Task details: Pictures appear in the records below; write out everything else exactly.

[Records]
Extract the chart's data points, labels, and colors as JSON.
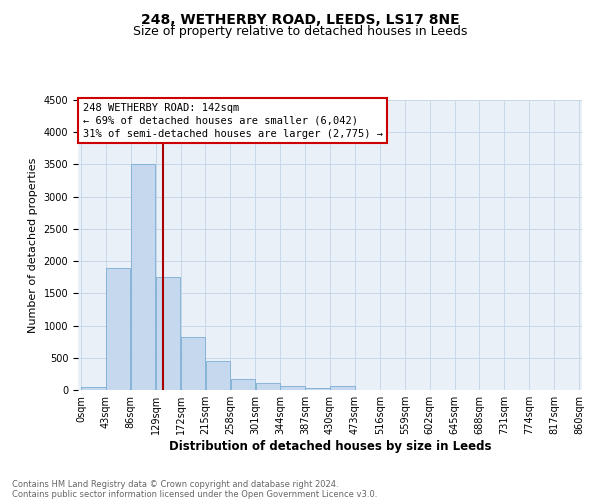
{
  "title": "248, WETHERBY ROAD, LEEDS, LS17 8NE",
  "subtitle": "Size of property relative to detached houses in Leeds",
  "xlabel": "Distribution of detached houses by size in Leeds",
  "ylabel": "Number of detached properties",
  "bin_edges": [
    0,
    43,
    86,
    129,
    172,
    215,
    258,
    301,
    344,
    387,
    430,
    473,
    516,
    559,
    602,
    645,
    688,
    731,
    774,
    817,
    860
  ],
  "bar_heights": [
    40,
    1900,
    3500,
    1750,
    830,
    450,
    175,
    105,
    55,
    35,
    60,
    0,
    0,
    0,
    0,
    0,
    0,
    0,
    0,
    0
  ],
  "bar_color": "#c5d8ed",
  "bar_edgecolor": "#7aadd4",
  "property_line_x": 142,
  "property_line_color": "#aa0000",
  "annotation_line1": "248 WETHERBY ROAD: 142sqm",
  "annotation_line2": "← 69% of detached houses are smaller (6,042)",
  "annotation_line3": "31% of semi-detached houses are larger (2,775) →",
  "annotation_box_edgecolor": "#cc0000",
  "ylim": [
    0,
    4500
  ],
  "yticks": [
    0,
    500,
    1000,
    1500,
    2000,
    2500,
    3000,
    3500,
    4000,
    4500
  ],
  "grid_color": "#c8d8e8",
  "plot_bg_color": "#eaf0f8",
  "footer_text": "Contains HM Land Registry data © Crown copyright and database right 2024.\nContains public sector information licensed under the Open Government Licence v3.0.",
  "title_fontsize": 10,
  "subtitle_fontsize": 9,
  "xlabel_fontsize": 8.5,
  "ylabel_fontsize": 8,
  "tick_fontsize": 7,
  "annotation_fontsize": 7.5,
  "footer_fontsize": 6
}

Written answer:
Extract the chart's data points, labels, and colors as JSON.
{
  "title": "248, WETHERBY ROAD, LEEDS, LS17 8NE",
  "subtitle": "Size of property relative to detached houses in Leeds",
  "xlabel": "Distribution of detached houses by size in Leeds",
  "ylabel": "Number of detached properties",
  "bin_edges": [
    0,
    43,
    86,
    129,
    172,
    215,
    258,
    301,
    344,
    387,
    430,
    473,
    516,
    559,
    602,
    645,
    688,
    731,
    774,
    817,
    860
  ],
  "bar_heights": [
    40,
    1900,
    3500,
    1750,
    830,
    450,
    175,
    105,
    55,
    35,
    60,
    0,
    0,
    0,
    0,
    0,
    0,
    0,
    0,
    0
  ],
  "bar_color": "#c5d8ed",
  "bar_edgecolor": "#7aadd4",
  "property_line_x": 142,
  "property_line_color": "#aa0000",
  "annotation_line1": "248 WETHERBY ROAD: 142sqm",
  "annotation_line2": "← 69% of detached houses are smaller (6,042)",
  "annotation_line3": "31% of semi-detached houses are larger (2,775) →",
  "annotation_box_edgecolor": "#cc0000",
  "ylim": [
    0,
    4500
  ],
  "yticks": [
    0,
    500,
    1000,
    1500,
    2000,
    2500,
    3000,
    3500,
    4000,
    4500
  ],
  "grid_color": "#c8d8e8",
  "plot_bg_color": "#eaf0f8",
  "footer_text": "Contains HM Land Registry data © Crown copyright and database right 2024.\nContains public sector information licensed under the Open Government Licence v3.0.",
  "title_fontsize": 10,
  "subtitle_fontsize": 9,
  "xlabel_fontsize": 8.5,
  "ylabel_fontsize": 8,
  "tick_fontsize": 7,
  "annotation_fontsize": 7.5,
  "footer_fontsize": 6
}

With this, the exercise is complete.